What you have to do
Show all lines holding the string "Developed".

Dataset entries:
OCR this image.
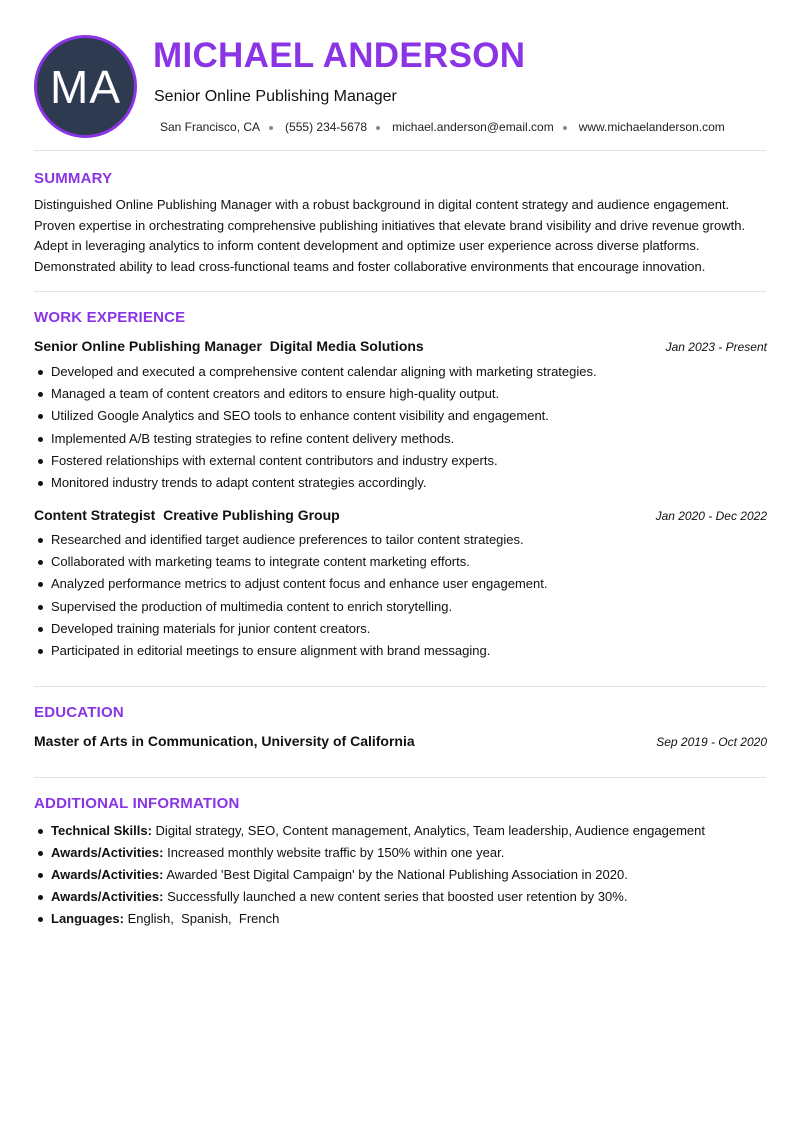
MA
MICHAEL ANDERSON
Senior Online Publishing Manager
San Francisco, CA (555) 234-5678 michael.anderson@email.com www.michaelanderson.com
SUMMARY

Distinguished Online Publishing Manager with a robust background in digital content strategy and audience engagement. Proven expertise in orchestrating comprehensive publishing initiatives that elevate brand visibility and drive revenue growth. Adept in leveraging analytics to inform content development and optimize user experience across diverse platforms. Demonstrated ability to lead cross-functional teams and foster collaborative environments that encourage innovation.

WORK EXPERIENCE
Senior Online Publishing Manager Digital Media Solutions	Jan 2023 - Present
Developed and executed a comprehensive content calendar aligning with marketing strategies.
Managed a team of content creators and editors to ensure high-quality output.
Utilized Google Analytics and SEO tools to enhance content visibility and engagement.
Implemented A/B testing strategies to refine content delivery methods.
Fostered relationships with external content contributors and industry experts.
Monitored industry trends to adapt content strategies accordingly.
Content Strategist Creative Publishing Group	Jan 2020 - Dec 2022
Researched and identified target audience preferences to tailor content strategies.
Collaborated with marketing teams to integrate content marketing efforts.
Analyzed performance metrics to adjust content focus and enhance user engagement.
Supervised the production of multimedia content to enrich storytelling.
Developed training materials for junior content creators.
Participated in editorial meetings to ensure alignment with brand messaging.
EDUCATION
Master of Arts in Communication, University of California	Sep 2019 - Oct 2020
ADDITIONAL INFORMATION
Technical Skills: Digital strategy, SEO, Content management, Analytics, Team leadership, Audience engagement
Awards/Activities: Increased monthly website traffic by 150% within one year.
Awards/Activities: Awarded 'Best Digital Campaign' by the National Publishing Association in 2020.
Awards/Activities: Successfully launched a new content series that boosted user retention by 30%.
Languages: English,  Spanish,  French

Answer in full
Developed and executed a comprehensive content calendar aligning with marketing strategies.
Developed training materials for junior content creators.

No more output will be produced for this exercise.